Stored dataset items
•••••

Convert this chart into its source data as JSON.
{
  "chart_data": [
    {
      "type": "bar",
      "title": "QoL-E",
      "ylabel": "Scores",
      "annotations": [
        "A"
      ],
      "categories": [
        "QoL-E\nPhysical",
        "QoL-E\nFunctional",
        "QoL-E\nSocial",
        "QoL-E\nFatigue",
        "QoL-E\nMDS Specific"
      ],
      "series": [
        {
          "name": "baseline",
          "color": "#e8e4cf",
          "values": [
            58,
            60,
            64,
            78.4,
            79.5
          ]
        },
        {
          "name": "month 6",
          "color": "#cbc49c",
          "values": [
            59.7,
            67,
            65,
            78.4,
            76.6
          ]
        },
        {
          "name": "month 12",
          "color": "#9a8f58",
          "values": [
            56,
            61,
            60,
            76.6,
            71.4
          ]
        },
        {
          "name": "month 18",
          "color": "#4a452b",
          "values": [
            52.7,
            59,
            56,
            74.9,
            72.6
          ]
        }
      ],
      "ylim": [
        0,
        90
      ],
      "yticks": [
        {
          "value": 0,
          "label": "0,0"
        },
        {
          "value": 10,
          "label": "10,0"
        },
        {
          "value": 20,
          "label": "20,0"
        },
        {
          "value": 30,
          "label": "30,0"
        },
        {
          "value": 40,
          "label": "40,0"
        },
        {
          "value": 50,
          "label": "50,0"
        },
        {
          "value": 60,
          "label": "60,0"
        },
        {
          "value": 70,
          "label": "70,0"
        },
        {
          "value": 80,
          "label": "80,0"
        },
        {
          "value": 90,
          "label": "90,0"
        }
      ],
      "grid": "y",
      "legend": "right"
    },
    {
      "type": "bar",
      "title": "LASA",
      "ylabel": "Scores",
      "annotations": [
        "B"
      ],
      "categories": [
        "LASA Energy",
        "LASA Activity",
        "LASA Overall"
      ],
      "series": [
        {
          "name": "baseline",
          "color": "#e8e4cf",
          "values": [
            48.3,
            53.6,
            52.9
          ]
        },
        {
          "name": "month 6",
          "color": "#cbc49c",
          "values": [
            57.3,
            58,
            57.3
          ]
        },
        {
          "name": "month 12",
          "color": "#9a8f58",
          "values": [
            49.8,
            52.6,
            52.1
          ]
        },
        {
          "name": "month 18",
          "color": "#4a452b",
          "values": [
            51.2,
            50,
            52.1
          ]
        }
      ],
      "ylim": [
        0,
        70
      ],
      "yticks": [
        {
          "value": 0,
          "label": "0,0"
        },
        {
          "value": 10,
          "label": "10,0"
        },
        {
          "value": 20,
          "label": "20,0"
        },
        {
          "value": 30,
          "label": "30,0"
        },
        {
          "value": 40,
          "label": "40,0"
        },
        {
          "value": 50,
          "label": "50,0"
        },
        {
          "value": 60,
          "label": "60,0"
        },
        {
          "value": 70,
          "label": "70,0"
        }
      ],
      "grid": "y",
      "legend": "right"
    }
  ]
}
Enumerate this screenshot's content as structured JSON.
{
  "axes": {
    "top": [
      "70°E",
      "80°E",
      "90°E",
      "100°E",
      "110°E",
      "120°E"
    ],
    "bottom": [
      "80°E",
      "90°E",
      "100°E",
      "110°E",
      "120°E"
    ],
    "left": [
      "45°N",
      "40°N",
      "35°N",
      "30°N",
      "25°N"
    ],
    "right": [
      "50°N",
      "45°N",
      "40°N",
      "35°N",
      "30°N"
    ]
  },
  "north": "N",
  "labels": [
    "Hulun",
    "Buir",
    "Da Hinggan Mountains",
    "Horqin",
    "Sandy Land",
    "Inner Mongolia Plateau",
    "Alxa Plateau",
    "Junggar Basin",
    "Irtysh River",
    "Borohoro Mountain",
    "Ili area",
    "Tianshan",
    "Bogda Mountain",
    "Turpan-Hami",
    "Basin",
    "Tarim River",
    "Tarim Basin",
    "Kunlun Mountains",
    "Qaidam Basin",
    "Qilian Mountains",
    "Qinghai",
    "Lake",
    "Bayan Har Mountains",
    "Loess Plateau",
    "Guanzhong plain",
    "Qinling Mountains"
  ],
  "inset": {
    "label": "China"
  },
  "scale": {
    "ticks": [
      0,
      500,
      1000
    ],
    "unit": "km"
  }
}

•••••

■ **EXERCISE REQUIREMENTS**
Gather every line from the entries above where the word "Basin" appears, and copy them.

■ **RESULT BELOW**
    "Junggar Basin",
    "Basin",
    "Tarim Basin",
    "Qaidam Basin",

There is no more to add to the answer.